§ Task details:
Return all lines below containing the word "symbol".

§ Raw data:

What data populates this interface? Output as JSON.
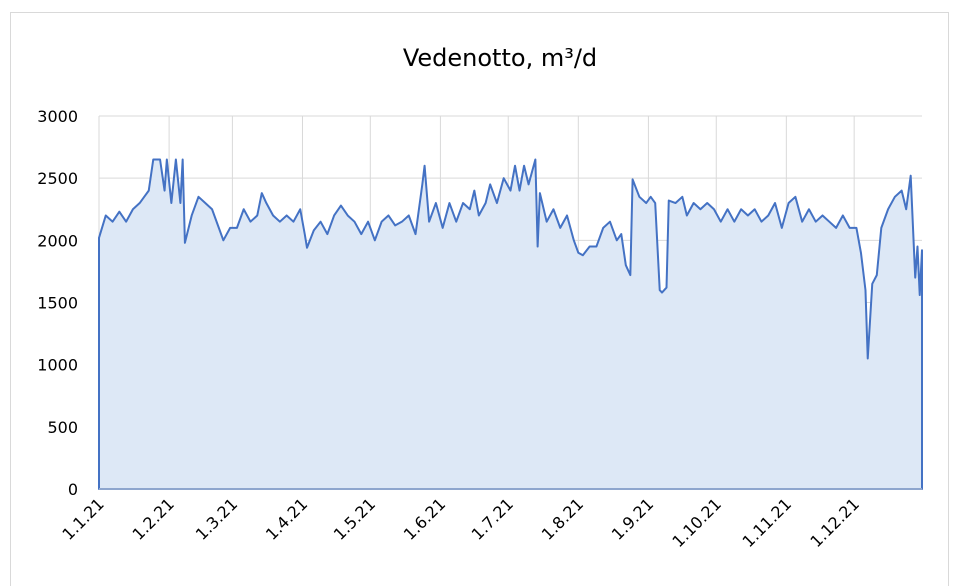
{
  "chart_data": {
    "type": "area",
    "title": "Vedenotto,  m³/d",
    "color": "#4472c4",
    "fill": "#dde8f6",
    "x": [
      0,
      3,
      6,
      9,
      12,
      15,
      18,
      20,
      22,
      24,
      27,
      29,
      30,
      32,
      34,
      36,
      37,
      38,
      41,
      44,
      47,
      50,
      53,
      55,
      58,
      61,
      64,
      67,
      70,
      72,
      74,
      77,
      80,
      83,
      86,
      89,
      91,
      92,
      95,
      98,
      101,
      104,
      107,
      110,
      113,
      116,
      119,
      122,
      125,
      128,
      131,
      134,
      137,
      140,
      143,
      144,
      146,
      149,
      152,
      155,
      158,
      161,
      164,
      166,
      168,
      171,
      173,
      176,
      179,
      182,
      184,
      186,
      188,
      190,
      193,
      194,
      195,
      198,
      201,
      204,
      207,
      210,
      212,
      214,
      217,
      220,
      223,
      226,
      229,
      231,
      233,
      235,
      236,
      239,
      242,
      244,
      246,
      248,
      249,
      251,
      252,
      255,
      258,
      260,
      263,
      266,
      269,
      272,
      275,
      278,
      281,
      284,
      287,
      290,
      293,
      296,
      299,
      302,
      305,
      308,
      311,
      314,
      317,
      320,
      323,
      326,
      329,
      332,
      335,
      337,
      339,
      340,
      342,
      344,
      346,
      349,
      352,
      355,
      357,
      359,
      361,
      362,
      363,
      364
    ],
    "values": [
      2020,
      2200,
      2150,
      2230,
      2150,
      2250,
      2300,
      2350,
      2400,
      2650,
      2650,
      2400,
      2650,
      2300,
      2650,
      2300,
      2650,
      1980,
      2200,
      2350,
      2300,
      2250,
      2100,
      2000,
      2100,
      2100,
      2250,
      2150,
      2200,
      2380,
      2300,
      2200,
      2150,
      2200,
      2150,
      2250,
      2050,
      1940,
      2080,
      2150,
      2050,
      2200,
      2280,
      2200,
      2150,
      2050,
      2150,
      2000,
      2150,
      2200,
      2120,
      2150,
      2200,
      2050,
      2450,
      2600,
      2150,
      2300,
      2100,
      2300,
      2150,
      2300,
      2250,
      2400,
      2200,
      2300,
      2450,
      2300,
      2500,
      2400,
      2600,
      2400,
      2600,
      2450,
      2650,
      1950,
      2380,
      2150,
      2250,
      2100,
      2200,
      2000,
      1900,
      1880,
      1950,
      1950,
      2100,
      2150,
      2000,
      2050,
      1800,
      1720,
      2490,
      2350,
      2300,
      2350,
      2300,
      1600,
      1580,
      1620,
      2320,
      2300,
      2350,
      2200,
      2300,
      2250,
      2300,
      2250,
      2150,
      2250,
      2150,
      2250,
      2200,
      2250,
      2150,
      2200,
      2300,
      2100,
      2300,
      2350,
      2150,
      2250,
      2150,
      2200,
      2150,
      2100,
      2200,
      2100,
      2100,
      1900,
      1600,
      1050,
      1650,
      1720,
      2100,
      2250,
      2350,
      2400,
      2250,
      2520,
      1700,
      1950,
      1560,
      1920
    ],
    "xlim": [
      0,
      364
    ],
    "xticks": [
      {
        "value": 0,
        "label": "1.1.21"
      },
      {
        "value": 31,
        "label": "1.2.21"
      },
      {
        "value": 59,
        "label": "1.3.21"
      },
      {
        "value": 90,
        "label": "1.4.21"
      },
      {
        "value": 120,
        "label": "1.5.21"
      },
      {
        "value": 151,
        "label": "1.6.21"
      },
      {
        "value": 181,
        "label": "1.7.21"
      },
      {
        "value": 212,
        "label": "1.8.21"
      },
      {
        "value": 243,
        "label": "1.9.21"
      },
      {
        "value": 273,
        "label": "1.10.21"
      },
      {
        "value": 304,
        "label": "1.11.21"
      },
      {
        "value": 334,
        "label": "1.12.21"
      }
    ],
    "ylim": [
      0,
      3000
    ],
    "yticks": [
      0,
      500,
      1000,
      1500,
      2000,
      2500,
      3000
    ],
    "grid": true
  }
}
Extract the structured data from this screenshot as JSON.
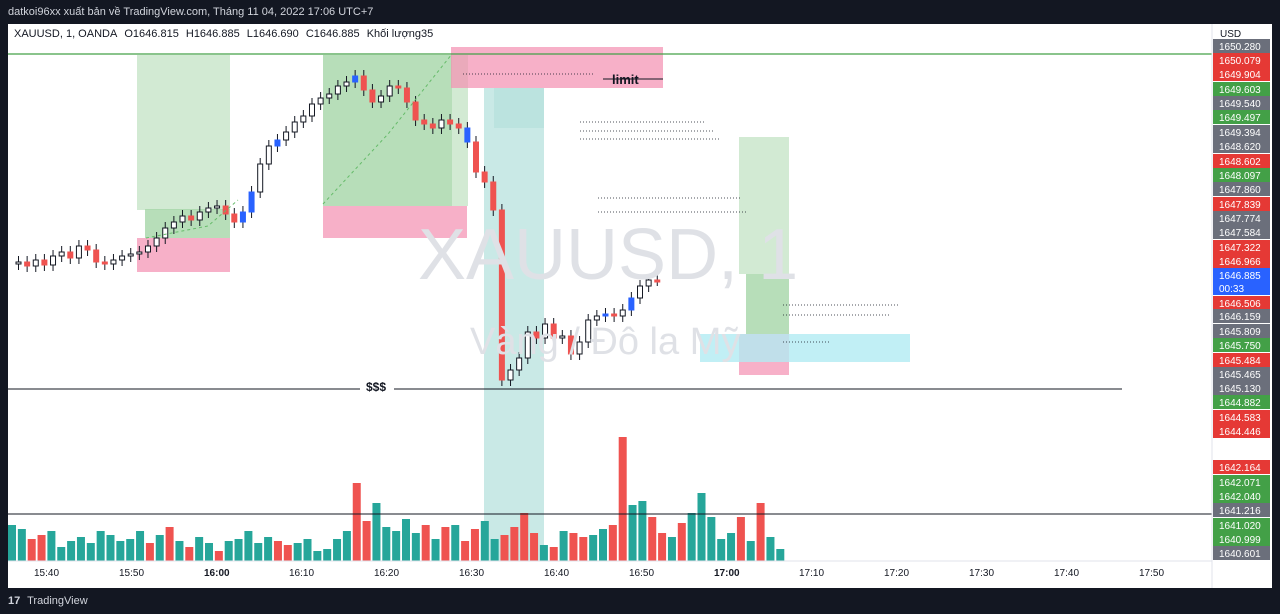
{
  "header": {
    "publisher_text": "datkoi96xx xuất bản về TradingView.com, Tháng 11 04, 2022 17:06 UTC+7"
  },
  "legend": {
    "symbol": "XAUUSD, 1, OANDA",
    "open": "O1646.815",
    "high": "H1646.885",
    "low": "L1646.690",
    "close": "C1646.885",
    "volume_label": "Khối lượng35"
  },
  "watermark": {
    "symbol": "XAUUSD, 1",
    "subtitle": "Vàng / Đô la Mỹ"
  },
  "annotations": {
    "limit": "limit",
    "liquidity": "$$$"
  },
  "price_axis": {
    "currency": "USD",
    "countdown": "00:33",
    "labels": [
      {
        "text": "1650.280",
        "bg": "#6b6f7b"
      },
      {
        "text": "1650.079",
        "bg": "#e53935"
      },
      {
        "text": "1649.904",
        "bg": "#e53935"
      },
      {
        "text": "1649.603",
        "bg": "#43a047"
      },
      {
        "text": "1649.540",
        "bg": "#6b6f7b"
      },
      {
        "text": "1649.497",
        "bg": "#43a047"
      },
      {
        "text": "1649.394",
        "bg": "#6b6f7b"
      },
      {
        "text": "1648.620",
        "bg": "#6b6f7b"
      },
      {
        "text": "1648.602",
        "bg": "#e53935"
      },
      {
        "text": "1648.097",
        "bg": "#43a047"
      },
      {
        "text": "1647.860",
        "bg": "#6b6f7b"
      },
      {
        "text": "1647.839",
        "bg": "#e53935"
      },
      {
        "text": "1647.774",
        "bg": "#6b6f7b"
      },
      {
        "text": "1647.584",
        "bg": "#6b6f7b"
      },
      {
        "text": "1647.322",
        "bg": "#e53935"
      },
      {
        "text": "1646.966",
        "bg": "#e53935"
      },
      {
        "text": "1646.885",
        "bg": "#2962ff"
      },
      {
        "text": "1646.506",
        "bg": "#e53935"
      },
      {
        "text": "1646.159",
        "bg": "#6b6f7b"
      },
      {
        "text": "1645.809",
        "bg": "#6b6f7b"
      },
      {
        "text": "1645.750",
        "bg": "#43a047"
      },
      {
        "text": "1645.484",
        "bg": "#e53935"
      },
      {
        "text": "1645.465",
        "bg": "#6b6f7b"
      },
      {
        "text": "1645.130",
        "bg": "#6b6f7b"
      },
      {
        "text": "1644.882",
        "bg": "#43a047"
      },
      {
        "text": "1644.583",
        "bg": "#e53935"
      },
      {
        "text": "1644.446",
        "bg": "#e53935"
      },
      {
        "text": "1642.164",
        "bg": "#e53935"
      },
      {
        "text": "1642.071",
        "bg": "#43a047"
      },
      {
        "text": "1642.040",
        "bg": "#43a047"
      },
      {
        "text": "1641.216",
        "bg": "#6b6f7b"
      },
      {
        "text": "1641.020",
        "bg": "#43a047"
      },
      {
        "text": "1640.999",
        "bg": "#43a047"
      },
      {
        "text": "1640.601",
        "bg": "#6b6f7b"
      }
    ]
  },
  "time_axis": {
    "labels": [
      {
        "text": "15:40",
        "bold": false
      },
      {
        "text": "15:50",
        "bold": false
      },
      {
        "text": "16:00",
        "bold": true
      },
      {
        "text": "16:10",
        "bold": false
      },
      {
        "text": "16:20",
        "bold": false
      },
      {
        "text": "16:30",
        "bold": false
      },
      {
        "text": "16:40",
        "bold": false
      },
      {
        "text": "16:50",
        "bold": false
      },
      {
        "text": "17:00",
        "bold": true
      },
      {
        "text": "17:10",
        "bold": false
      },
      {
        "text": "17:20",
        "bold": false
      },
      {
        "text": "17:30",
        "bold": false
      },
      {
        "text": "17:40",
        "bold": false
      },
      {
        "text": "17:50",
        "bold": false
      }
    ]
  },
  "footer": {
    "logo": "17",
    "brand": "TradingView"
  },
  "colors": {
    "up": "#26a69a",
    "down": "#ef5350",
    "blue_candle": "#2962ff",
    "green_zone": "#a5d6a7",
    "red_zone": "#f48fb1",
    "teal_zone": "#b2dfdb",
    "cyan_zone": "#b2ebf2"
  }
}
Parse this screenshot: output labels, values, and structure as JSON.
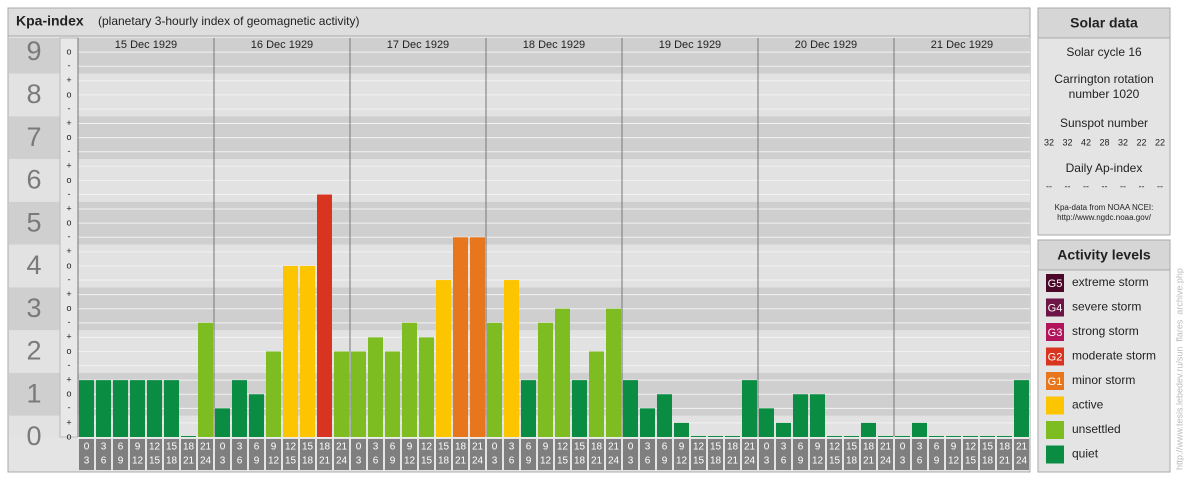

§ Exercise answer:
    "symbol": "XAUUSD, 1, OANDA",
    "symbol": "XAUUSD, 1",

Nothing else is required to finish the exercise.